### Your instructions:
Which lines hold the word "screenshot"? Copy each one.

========================================

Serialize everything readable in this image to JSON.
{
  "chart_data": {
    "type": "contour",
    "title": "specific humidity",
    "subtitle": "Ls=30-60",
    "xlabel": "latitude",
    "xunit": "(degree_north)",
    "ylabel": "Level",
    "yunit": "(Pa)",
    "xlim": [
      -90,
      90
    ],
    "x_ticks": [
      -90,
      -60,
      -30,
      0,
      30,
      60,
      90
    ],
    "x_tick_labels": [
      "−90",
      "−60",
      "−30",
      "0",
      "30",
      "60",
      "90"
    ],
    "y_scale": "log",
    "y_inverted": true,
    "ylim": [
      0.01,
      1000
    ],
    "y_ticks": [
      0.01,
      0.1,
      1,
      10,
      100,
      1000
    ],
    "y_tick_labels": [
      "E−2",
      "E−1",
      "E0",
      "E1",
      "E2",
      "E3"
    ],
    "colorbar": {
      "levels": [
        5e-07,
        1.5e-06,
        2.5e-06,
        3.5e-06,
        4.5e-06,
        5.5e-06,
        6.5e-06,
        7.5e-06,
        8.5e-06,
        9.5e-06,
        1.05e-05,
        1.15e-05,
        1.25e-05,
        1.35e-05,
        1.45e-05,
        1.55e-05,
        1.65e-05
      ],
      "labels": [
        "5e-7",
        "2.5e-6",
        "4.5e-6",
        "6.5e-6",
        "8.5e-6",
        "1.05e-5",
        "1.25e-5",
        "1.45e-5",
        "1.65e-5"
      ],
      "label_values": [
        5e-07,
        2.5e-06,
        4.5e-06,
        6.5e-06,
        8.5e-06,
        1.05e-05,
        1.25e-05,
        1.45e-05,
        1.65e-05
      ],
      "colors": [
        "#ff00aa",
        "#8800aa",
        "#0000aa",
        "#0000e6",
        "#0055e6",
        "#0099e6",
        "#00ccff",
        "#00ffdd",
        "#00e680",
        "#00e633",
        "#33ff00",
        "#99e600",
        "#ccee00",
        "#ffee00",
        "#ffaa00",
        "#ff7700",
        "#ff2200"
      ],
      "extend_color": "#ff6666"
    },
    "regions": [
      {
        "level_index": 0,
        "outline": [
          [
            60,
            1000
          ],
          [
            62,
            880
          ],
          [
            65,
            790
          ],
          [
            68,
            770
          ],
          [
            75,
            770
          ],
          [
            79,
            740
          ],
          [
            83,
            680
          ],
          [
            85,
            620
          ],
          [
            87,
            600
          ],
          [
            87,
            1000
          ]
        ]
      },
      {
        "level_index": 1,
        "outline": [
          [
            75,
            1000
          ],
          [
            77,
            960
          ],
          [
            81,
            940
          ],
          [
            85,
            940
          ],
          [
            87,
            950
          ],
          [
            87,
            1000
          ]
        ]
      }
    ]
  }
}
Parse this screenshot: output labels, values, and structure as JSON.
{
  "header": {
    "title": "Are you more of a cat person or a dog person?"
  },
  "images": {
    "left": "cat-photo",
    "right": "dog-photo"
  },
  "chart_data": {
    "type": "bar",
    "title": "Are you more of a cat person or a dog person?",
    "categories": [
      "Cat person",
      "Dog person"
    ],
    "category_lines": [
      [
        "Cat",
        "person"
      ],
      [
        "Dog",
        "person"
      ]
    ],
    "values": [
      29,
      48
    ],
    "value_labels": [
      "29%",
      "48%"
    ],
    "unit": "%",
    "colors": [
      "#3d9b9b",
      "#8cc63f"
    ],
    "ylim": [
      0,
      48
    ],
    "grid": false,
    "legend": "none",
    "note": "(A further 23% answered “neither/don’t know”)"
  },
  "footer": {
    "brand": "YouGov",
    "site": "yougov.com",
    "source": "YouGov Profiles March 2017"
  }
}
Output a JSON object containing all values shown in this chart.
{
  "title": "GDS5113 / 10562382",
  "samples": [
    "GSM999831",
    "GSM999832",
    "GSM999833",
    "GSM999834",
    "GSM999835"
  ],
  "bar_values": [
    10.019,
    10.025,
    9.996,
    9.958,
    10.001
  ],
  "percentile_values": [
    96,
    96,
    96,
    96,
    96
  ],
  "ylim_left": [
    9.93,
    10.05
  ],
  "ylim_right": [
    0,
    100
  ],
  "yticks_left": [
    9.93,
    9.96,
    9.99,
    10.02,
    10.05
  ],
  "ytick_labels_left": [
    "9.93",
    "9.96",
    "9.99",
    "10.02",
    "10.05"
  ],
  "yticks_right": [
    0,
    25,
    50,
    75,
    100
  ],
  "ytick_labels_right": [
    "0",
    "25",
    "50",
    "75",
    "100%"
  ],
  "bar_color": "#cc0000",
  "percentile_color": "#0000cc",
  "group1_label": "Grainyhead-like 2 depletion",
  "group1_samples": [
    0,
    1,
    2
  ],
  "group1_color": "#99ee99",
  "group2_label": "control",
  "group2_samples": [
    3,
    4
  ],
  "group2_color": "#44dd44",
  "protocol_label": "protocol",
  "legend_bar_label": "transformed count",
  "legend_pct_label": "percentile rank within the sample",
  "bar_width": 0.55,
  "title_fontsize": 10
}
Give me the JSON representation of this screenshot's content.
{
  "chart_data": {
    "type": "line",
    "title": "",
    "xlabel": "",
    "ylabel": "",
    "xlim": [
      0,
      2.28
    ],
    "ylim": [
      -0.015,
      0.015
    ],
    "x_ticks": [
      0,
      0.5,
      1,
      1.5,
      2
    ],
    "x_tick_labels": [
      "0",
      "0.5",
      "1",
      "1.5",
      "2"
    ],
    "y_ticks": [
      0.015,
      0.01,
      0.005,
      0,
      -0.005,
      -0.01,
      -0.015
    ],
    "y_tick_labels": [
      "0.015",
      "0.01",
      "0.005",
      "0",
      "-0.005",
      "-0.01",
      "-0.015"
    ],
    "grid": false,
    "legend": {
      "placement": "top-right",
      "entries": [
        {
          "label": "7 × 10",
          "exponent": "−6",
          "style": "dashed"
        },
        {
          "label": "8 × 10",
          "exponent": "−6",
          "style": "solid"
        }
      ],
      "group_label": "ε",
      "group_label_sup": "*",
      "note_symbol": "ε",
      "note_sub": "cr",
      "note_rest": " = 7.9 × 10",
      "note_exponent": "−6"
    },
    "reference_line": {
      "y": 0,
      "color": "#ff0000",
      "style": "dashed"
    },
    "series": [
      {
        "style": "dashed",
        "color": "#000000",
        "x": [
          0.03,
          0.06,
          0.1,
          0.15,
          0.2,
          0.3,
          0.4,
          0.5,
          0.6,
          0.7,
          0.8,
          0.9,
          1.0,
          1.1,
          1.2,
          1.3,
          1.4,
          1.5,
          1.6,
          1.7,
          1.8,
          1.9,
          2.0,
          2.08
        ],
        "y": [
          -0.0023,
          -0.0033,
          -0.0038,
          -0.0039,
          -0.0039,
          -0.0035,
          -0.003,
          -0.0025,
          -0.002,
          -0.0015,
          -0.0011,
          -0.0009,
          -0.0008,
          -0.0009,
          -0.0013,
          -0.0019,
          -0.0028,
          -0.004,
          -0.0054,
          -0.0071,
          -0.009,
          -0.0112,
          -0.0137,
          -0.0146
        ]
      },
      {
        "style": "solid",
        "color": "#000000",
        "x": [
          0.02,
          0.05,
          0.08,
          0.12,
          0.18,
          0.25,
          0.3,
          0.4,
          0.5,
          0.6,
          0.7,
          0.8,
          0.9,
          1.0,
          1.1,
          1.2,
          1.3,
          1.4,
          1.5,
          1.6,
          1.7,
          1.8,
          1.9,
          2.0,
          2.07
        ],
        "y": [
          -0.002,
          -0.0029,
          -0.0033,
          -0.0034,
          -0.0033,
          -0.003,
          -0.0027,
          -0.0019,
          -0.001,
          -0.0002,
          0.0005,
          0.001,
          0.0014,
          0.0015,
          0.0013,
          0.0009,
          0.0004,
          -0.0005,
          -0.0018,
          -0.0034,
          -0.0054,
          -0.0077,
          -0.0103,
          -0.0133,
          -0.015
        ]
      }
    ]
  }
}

========================================

### Task response:
Parse this screenshot: output labels, values, and structure as JSON.
Give me the JSON representation of this screenshot's content.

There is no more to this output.